### What needs to be done
Find and copy each line of the data that includes "dentisani".

*** Exercise materials Section Begins ***

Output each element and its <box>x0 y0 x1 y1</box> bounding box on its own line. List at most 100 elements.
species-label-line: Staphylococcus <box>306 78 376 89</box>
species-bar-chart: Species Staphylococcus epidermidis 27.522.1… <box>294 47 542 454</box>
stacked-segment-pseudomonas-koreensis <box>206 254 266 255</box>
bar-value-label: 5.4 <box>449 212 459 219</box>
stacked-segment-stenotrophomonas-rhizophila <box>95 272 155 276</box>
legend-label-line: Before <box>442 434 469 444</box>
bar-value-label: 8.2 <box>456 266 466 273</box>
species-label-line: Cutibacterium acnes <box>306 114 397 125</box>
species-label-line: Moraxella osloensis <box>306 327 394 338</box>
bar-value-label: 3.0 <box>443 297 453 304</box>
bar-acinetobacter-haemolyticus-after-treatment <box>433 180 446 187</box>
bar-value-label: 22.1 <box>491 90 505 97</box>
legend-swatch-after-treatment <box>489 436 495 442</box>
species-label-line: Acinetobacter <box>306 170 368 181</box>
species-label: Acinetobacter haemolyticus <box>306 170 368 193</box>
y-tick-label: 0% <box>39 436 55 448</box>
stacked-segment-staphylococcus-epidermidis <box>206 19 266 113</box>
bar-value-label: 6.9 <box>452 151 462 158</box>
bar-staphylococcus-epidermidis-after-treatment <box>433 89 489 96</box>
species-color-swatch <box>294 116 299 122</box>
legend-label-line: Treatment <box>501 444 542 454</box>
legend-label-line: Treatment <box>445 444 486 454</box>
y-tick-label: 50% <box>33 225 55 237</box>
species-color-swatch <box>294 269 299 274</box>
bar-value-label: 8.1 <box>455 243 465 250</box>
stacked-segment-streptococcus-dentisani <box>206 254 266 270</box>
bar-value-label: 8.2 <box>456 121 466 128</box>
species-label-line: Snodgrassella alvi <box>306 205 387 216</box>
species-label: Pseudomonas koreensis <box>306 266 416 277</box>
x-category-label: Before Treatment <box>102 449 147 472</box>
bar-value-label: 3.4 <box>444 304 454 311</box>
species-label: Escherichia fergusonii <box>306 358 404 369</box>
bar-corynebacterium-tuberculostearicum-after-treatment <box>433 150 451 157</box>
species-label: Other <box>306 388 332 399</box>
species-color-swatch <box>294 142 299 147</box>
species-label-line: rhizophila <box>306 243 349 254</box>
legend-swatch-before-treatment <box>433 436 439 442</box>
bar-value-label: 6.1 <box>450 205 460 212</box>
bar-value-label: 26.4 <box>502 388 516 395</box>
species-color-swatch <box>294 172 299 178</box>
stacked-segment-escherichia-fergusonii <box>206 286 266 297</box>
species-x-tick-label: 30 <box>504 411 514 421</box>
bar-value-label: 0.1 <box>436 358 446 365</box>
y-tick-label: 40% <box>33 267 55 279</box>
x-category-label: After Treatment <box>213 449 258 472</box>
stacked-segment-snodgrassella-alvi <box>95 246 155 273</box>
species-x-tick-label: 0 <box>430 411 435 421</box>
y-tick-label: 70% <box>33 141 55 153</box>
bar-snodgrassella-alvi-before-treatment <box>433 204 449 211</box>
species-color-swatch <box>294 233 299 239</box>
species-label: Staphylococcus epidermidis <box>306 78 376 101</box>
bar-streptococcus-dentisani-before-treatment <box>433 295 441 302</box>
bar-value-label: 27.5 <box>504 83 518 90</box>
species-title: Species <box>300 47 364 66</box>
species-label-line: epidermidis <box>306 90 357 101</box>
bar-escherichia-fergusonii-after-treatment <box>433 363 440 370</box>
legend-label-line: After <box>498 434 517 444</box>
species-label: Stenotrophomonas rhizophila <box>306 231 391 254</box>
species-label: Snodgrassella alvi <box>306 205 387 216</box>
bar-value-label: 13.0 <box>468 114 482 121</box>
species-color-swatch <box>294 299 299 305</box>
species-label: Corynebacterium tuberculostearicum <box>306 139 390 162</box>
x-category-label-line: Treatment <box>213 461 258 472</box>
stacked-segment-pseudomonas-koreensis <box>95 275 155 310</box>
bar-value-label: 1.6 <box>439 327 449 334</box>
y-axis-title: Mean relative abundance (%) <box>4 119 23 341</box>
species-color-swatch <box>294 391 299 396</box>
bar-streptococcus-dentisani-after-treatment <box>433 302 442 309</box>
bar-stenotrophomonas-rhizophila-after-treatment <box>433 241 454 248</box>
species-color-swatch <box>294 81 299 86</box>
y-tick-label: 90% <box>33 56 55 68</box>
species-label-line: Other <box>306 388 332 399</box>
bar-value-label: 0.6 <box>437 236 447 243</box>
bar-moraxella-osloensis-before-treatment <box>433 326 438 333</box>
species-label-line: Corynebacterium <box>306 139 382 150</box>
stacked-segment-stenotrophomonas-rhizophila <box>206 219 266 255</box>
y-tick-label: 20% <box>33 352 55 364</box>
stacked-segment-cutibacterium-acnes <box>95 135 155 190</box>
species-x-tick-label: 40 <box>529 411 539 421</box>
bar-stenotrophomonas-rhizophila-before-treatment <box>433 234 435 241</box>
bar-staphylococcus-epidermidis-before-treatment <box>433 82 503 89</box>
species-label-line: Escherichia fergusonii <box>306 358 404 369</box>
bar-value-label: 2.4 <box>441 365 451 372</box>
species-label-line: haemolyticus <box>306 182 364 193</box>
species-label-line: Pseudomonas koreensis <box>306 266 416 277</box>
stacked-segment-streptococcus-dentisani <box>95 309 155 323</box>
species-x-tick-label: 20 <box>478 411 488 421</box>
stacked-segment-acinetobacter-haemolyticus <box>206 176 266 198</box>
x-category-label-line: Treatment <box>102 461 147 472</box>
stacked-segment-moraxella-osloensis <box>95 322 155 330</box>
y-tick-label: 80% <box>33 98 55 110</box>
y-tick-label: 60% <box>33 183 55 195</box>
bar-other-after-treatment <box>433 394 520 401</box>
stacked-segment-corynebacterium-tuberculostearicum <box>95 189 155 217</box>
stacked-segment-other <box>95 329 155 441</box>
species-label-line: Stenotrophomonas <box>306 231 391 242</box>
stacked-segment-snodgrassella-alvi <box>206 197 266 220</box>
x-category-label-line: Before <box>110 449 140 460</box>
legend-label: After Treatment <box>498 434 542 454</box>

*** Exercise materials Section Ends ***

### Written solution
stacked-segment-streptococcus-dentisani <box>206 254 266 270</box>
bar-streptococcus-dentisani-before-treatment <box>433 295 441 302</box>
bar-streptococcus-dentisani-after-treatment <box>433 302 442 309</box>
stacked-segment-streptococcus-dentisani <box>95 309 155 323</box>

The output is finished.